§ **Exercise**
Lines containing the word "votre" are to be located and copied.

══ Stored rows ══

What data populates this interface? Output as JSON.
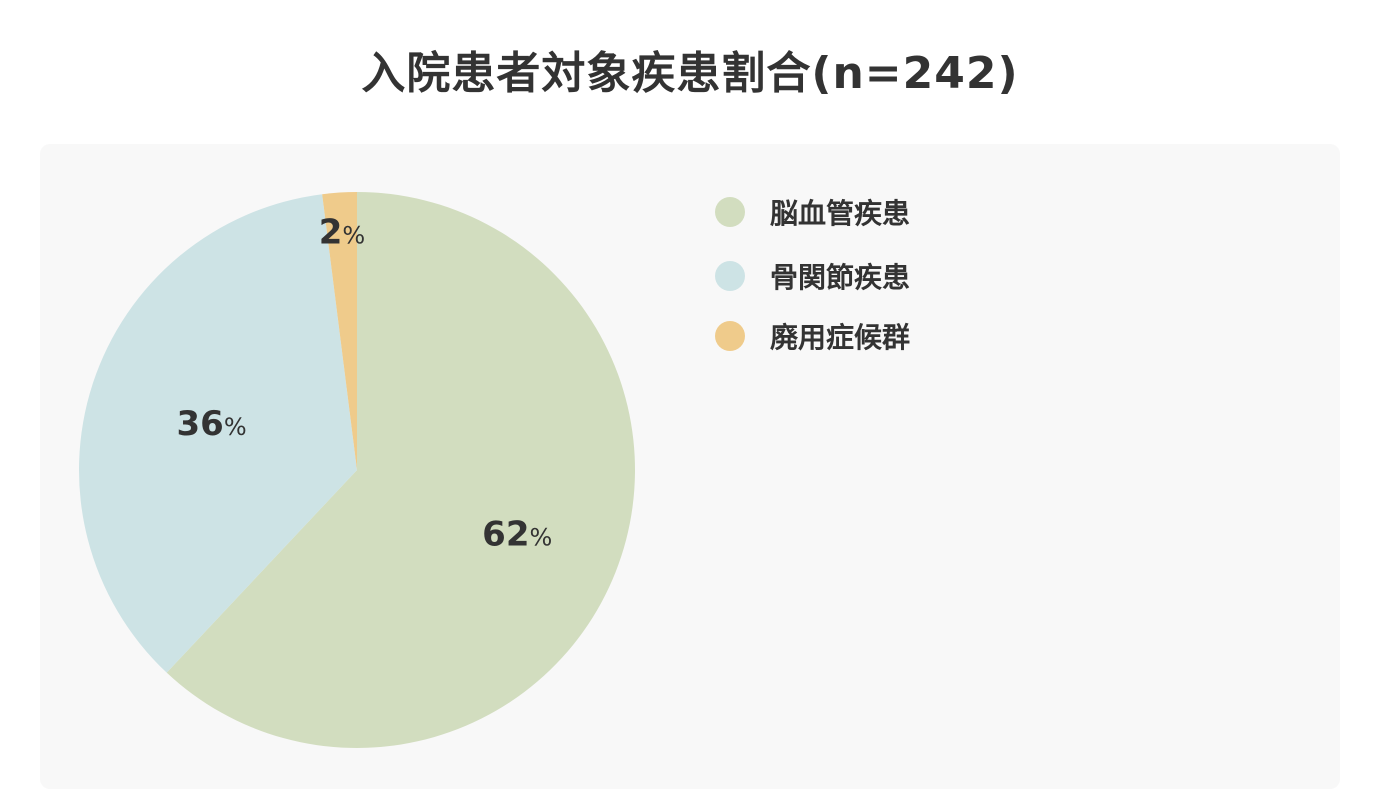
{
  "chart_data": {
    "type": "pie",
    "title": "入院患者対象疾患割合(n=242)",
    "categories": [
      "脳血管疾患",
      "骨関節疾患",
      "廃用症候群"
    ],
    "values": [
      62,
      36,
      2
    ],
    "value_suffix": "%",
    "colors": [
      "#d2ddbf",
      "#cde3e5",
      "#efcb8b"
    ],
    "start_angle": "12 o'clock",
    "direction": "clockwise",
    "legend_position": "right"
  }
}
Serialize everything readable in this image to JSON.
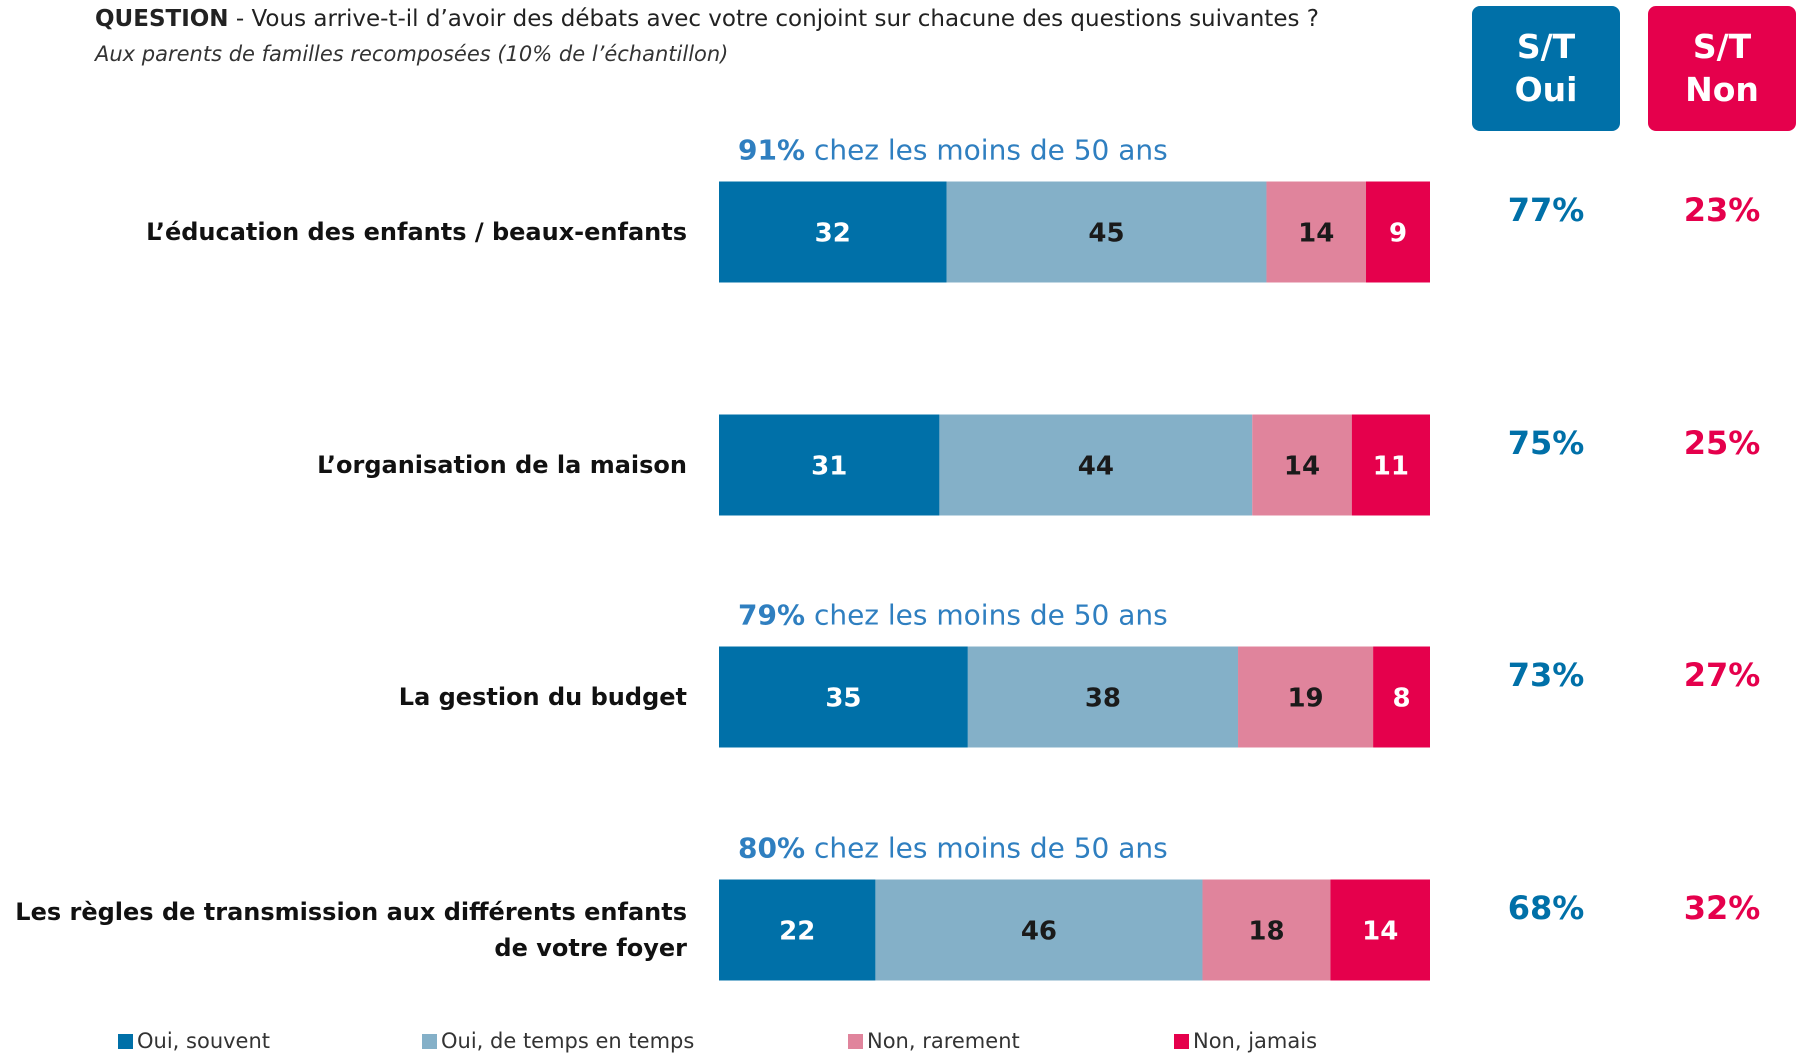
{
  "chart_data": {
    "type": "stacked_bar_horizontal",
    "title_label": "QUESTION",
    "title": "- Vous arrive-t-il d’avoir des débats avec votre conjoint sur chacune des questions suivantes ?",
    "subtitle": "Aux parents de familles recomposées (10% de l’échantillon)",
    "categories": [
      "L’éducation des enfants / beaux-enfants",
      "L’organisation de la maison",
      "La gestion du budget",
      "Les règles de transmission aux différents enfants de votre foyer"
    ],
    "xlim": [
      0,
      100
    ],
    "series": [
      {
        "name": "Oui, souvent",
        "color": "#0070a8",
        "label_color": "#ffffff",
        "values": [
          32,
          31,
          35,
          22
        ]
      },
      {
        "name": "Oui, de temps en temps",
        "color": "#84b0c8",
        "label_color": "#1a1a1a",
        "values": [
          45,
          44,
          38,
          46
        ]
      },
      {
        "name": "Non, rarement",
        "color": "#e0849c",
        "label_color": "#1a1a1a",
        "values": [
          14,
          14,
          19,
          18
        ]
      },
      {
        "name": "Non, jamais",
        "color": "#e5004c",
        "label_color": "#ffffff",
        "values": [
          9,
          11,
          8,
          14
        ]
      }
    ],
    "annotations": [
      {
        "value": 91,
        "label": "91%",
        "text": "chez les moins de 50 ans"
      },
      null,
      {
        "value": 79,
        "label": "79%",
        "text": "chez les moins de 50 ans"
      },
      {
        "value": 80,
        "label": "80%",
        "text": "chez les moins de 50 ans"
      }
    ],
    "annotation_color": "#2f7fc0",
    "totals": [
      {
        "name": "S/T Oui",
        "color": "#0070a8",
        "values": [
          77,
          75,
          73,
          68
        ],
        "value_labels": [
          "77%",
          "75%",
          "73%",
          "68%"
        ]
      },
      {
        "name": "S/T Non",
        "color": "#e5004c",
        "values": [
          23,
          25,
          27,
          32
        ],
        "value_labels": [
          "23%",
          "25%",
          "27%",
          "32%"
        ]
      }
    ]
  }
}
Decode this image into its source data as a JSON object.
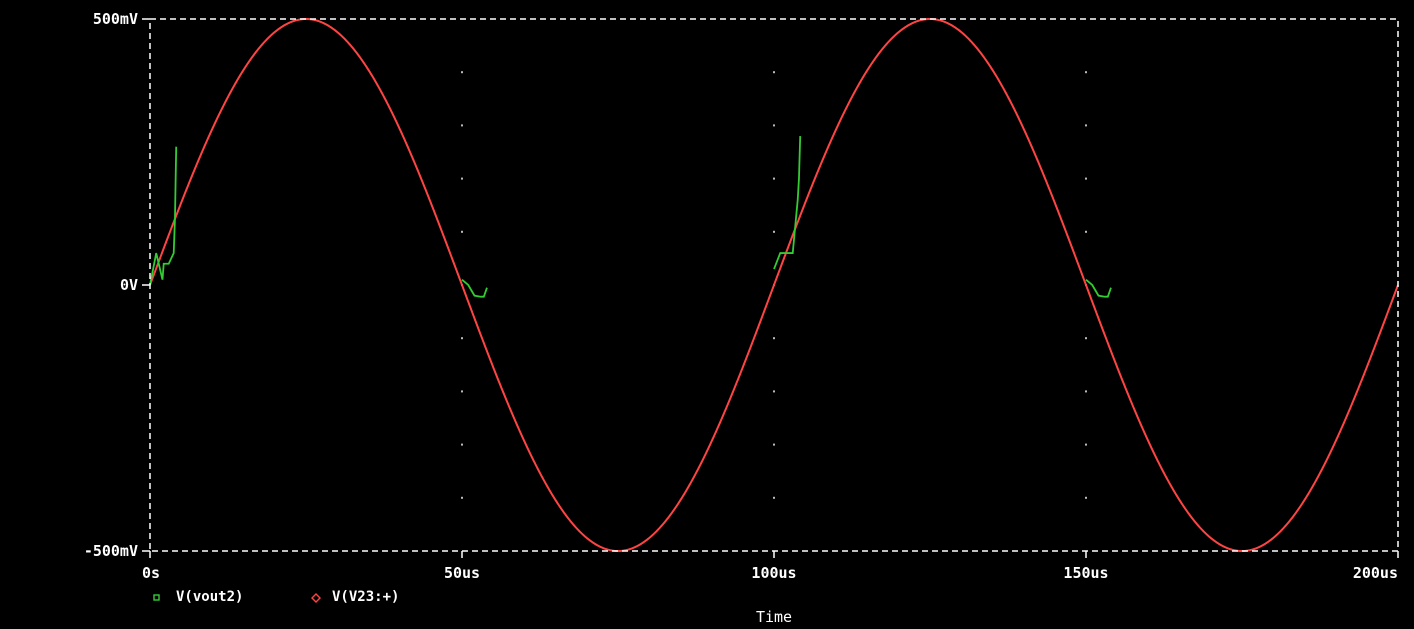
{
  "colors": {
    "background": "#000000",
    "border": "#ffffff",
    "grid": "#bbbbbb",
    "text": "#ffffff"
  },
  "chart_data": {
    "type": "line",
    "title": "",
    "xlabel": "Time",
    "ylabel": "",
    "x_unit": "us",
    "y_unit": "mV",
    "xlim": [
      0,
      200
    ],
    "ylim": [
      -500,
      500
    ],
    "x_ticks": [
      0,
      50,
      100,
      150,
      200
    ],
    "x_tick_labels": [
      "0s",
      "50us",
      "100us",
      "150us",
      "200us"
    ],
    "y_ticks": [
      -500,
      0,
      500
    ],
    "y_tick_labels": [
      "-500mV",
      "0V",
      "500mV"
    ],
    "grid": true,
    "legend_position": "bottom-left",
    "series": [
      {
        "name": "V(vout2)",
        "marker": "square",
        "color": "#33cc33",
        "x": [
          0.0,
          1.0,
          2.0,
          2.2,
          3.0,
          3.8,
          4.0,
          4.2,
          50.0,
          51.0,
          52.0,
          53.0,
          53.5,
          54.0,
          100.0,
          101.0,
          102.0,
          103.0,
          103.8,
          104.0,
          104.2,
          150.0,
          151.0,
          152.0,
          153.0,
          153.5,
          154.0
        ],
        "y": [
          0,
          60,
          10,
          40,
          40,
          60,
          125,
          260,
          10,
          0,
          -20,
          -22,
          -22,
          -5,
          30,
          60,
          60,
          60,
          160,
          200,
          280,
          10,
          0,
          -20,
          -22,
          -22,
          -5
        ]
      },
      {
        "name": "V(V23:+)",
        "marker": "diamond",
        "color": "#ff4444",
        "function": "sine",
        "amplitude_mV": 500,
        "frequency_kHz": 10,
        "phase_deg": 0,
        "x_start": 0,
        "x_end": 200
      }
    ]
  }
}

═══

§ **Correct output**
    "title": "- Vous arrive-t-il d’avoir des débats avec votre conjoint sur chacune des questions suivantes ?",
      "Les règles de transmission aux différents enfants de votre foyer"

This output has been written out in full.